- Exercise material
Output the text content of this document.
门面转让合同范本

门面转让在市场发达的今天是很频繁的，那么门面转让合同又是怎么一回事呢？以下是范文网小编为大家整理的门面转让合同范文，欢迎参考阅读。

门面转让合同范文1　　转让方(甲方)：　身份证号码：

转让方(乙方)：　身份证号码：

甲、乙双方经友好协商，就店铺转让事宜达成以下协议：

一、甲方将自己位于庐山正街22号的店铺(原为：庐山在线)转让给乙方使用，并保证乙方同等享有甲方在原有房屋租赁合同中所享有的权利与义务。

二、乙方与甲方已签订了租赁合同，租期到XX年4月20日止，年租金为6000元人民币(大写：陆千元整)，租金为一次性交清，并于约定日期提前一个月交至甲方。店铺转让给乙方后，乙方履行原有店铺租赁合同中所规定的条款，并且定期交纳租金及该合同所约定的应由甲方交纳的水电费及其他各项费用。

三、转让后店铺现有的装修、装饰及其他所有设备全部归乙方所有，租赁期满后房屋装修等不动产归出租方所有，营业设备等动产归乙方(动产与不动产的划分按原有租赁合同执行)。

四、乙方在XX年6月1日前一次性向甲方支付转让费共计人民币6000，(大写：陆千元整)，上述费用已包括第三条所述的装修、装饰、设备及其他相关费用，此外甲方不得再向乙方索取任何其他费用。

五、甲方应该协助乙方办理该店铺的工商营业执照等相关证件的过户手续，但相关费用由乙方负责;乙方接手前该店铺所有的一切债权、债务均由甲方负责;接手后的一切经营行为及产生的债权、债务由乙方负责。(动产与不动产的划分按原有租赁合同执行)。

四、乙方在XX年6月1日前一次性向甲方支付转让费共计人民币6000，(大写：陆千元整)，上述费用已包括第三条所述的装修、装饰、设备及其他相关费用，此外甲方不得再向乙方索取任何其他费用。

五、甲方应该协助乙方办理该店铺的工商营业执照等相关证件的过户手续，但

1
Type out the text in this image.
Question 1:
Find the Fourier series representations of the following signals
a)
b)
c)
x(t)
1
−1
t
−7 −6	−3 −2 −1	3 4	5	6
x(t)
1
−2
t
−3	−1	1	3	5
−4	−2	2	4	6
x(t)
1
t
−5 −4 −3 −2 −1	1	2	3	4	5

- The request
Repeat each record exactly. Omit nothing.

- Result below
Output the text content of this document.
门面转让合同范本

门面转让在市场发达的今天是很频繁的，那么门面转让合同又是怎么一回事呢？以下是范文网小编为大家整理的门面转让合同范文，欢迎参考阅读。

门面转让合同范文1　　转让方(甲方)：　身份证号码：

转让方(乙方)：　身份证号码：

甲、乙双方经友好协商，就店铺转让事宜达成以下协议：

一、甲方将自己位于庐山正街22号的店铺(原为：庐山在线)转让给乙方使用，并保证乙方同等享有甲方在原有房屋租赁合同中所享有的权利与义务。

二、乙方与甲方已签订了租赁合同，租期到XX年4月20日止，年租金为6000元人民币(大写：陆千元整)，租金为一次性交清，并于约定日期提前一个月交至甲方。店铺转让给乙方后，乙方履行原有店铺租赁合同中所规定的条款，并且定期交纳租金及该合同所约定的应由甲方交纳的水电费及其他各项费用。

三、转让后店铺现有的装修、装饰及其他所有设备全部归乙方所有，租赁期满后房屋装修等不动产归出租方所有，营业设备等动产归乙方(动产与不动产的划分按原有租赁合同执行)。

四、乙方在XX年6月1日前一次性向甲方支付转让费共计人民币6000，(大写：陆千元整)，上述费用已包括第三条所述的装修、装饰、设备及其他相关费用，此外甲方不得再向乙方索取任何其他费用。

五、甲方应该协助乙方办理该店铺的工商营业执照等相关证件的过户手续，但相关费用由乙方负责;乙方接手前该店铺所有的一切债权、债务均由甲方负责;接手后的一切经营行为及产生的债权、债务由乙方负责。(动产与不动产的划分按原有租赁合同执行)。

四、乙方在XX年6月1日前一次性向甲方支付转让费共计人民币6000，(大写：陆千元整)，上述费用已包括第三条所述的装修、装饰、设备及其他相关费用，此外甲方不得再向乙方索取任何其他费用。

五、甲方应该协助乙方办理该店铺的工商营业执照等相关证件的过户手续，但

1
Type out the text in this image.
Question 1:
Find the Fourier series representations of the following signals
a)
b)
c)
x(t)
1
−1
t
−7 −6	−3 −2 −1	3 4	5	6
x(t)
1
−2
t
−3	−1	1	3	5
−4	−2	2	4	6
x(t)
1
t
−5 −4 −3 −2 −1	1	2	3	4	5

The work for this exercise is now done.